Many of us have kept diaries – mine stretches to books and books of repetitive scrawl, rarely entertaining and mostly embarrassing. As in my case, a teenage diary may well be the most mundane of all. Mine features several vital and recurring themes. Namely, what time I woke up, who got the corner piece of cake from the birthday girl of the day, and which boy I now fancied or who might possibly fancy me. The tripartite infrastructure of teenage thinking – sleep, food and vanity.
While I was recording this daily minutiae of my life, incarcerated (as I thought), in a boarding school, Hanna Greally was publicly discussing her life experiences on the couch of the Late Late Show. Hers was a serious and disturbing account of a true incarceration while mine was merely a teenage exaggeration.
Hanna Greally was born in 1925 in Athlone. The eldest of two children, her comfortable middle-class business family were well known in the town.
Hanna, christened Johanna, showed writing talent from an early age and her poems were published in the local paper. Unfortunately, the untimely death of her father took its toll on Hanna’s young mother and the family found themselves with very little means.
Training as a nurse in London during the Blitz, Hanna more than likely suffered greatly as a result of her working environment. At her mother’s illness, she returned home and this was the point in her life where she began her stay in St Loman’s psychiatric institution, Mullingar – then affectionately known as the “Big House”, where she stayed for 18 years.

EXTRACTED RECORDS |
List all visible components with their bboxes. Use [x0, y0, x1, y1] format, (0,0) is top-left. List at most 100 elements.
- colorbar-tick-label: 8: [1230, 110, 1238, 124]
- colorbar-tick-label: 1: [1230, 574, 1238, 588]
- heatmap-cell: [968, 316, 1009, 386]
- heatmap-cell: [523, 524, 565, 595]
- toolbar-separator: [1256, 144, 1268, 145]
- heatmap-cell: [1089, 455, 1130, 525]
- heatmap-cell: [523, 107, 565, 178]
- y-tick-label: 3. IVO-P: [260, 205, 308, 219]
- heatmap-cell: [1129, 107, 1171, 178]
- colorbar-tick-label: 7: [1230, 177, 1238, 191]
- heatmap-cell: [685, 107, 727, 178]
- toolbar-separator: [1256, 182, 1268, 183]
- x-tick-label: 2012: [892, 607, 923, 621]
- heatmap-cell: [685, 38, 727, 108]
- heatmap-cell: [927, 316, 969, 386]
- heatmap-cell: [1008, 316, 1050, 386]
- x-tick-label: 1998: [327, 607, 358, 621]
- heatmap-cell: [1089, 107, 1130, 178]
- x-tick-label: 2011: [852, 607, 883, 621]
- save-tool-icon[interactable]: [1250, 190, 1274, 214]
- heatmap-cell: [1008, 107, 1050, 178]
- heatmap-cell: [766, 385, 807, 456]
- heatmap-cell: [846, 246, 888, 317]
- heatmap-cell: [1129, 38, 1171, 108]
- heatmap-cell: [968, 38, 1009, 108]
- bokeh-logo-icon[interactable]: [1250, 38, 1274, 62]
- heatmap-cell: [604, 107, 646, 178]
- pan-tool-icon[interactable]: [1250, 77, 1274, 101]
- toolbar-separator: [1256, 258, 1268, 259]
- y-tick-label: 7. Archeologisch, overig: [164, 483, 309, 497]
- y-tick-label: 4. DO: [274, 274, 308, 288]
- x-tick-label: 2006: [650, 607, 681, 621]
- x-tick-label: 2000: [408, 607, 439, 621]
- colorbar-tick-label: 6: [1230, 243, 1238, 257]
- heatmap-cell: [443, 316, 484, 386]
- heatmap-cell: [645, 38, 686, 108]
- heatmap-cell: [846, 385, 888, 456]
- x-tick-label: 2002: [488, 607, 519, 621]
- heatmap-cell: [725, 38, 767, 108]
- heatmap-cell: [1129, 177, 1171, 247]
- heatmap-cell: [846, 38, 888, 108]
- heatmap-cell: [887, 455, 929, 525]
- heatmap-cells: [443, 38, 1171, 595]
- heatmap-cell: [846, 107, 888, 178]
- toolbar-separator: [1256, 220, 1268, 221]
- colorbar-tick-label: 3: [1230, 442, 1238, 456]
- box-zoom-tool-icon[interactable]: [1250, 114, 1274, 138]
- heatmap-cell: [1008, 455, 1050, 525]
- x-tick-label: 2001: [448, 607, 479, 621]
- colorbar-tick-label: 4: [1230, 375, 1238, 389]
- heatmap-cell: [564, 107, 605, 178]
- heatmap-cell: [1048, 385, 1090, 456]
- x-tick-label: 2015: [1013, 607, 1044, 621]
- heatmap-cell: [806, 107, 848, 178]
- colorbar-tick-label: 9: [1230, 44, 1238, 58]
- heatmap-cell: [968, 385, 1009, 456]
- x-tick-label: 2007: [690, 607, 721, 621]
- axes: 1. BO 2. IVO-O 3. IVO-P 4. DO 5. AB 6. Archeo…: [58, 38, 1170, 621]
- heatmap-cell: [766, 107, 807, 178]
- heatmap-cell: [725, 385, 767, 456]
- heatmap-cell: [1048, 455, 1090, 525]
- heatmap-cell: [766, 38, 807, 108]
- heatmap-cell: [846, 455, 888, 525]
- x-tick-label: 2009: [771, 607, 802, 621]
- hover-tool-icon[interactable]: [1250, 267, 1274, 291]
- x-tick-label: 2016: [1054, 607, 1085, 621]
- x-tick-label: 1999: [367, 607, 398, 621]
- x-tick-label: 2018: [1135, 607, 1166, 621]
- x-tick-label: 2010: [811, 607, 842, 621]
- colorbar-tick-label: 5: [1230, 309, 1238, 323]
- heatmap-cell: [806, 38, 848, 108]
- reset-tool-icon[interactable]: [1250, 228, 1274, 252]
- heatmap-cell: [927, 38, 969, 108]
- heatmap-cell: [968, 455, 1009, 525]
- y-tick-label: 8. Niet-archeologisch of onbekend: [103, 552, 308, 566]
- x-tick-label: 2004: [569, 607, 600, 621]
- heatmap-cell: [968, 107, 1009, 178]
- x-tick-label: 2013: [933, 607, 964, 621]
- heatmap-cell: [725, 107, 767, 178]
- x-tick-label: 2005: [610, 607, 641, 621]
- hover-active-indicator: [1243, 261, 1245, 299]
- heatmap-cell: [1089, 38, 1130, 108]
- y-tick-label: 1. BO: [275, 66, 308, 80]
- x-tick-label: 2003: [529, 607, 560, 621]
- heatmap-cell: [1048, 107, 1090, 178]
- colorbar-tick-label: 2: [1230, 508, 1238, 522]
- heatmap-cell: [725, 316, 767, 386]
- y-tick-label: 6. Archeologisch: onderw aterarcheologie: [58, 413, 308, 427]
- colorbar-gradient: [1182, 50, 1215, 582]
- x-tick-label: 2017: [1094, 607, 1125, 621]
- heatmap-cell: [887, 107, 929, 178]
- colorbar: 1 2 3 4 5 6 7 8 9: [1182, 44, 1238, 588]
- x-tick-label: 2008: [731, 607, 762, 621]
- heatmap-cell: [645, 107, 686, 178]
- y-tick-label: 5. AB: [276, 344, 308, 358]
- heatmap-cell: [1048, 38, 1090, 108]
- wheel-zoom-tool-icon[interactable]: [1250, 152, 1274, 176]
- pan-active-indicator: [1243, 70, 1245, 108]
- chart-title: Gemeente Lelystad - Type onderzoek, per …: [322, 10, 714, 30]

PROBLEMS TO SOLVE |
A. In the text about Hanna Greally, copy word for word the part that starts at the words "While I was" and stops after "a teenage exaggeration.".
B. According to the text about Hanna Greally, in what year and in which town was she born?

SOLUTIONS BY TASK |
A.
While I was recording this daily minutiae of my life, incarcerated (as I thought), in a boarding school, Hanna Greally was publicly discussing her life experiences on the couch of the Late Late Show. Hers was a serious and disturbing account of a true incarceration while mine was merely a teenage exaggeration.

B. She was born in 1925 in Athlone.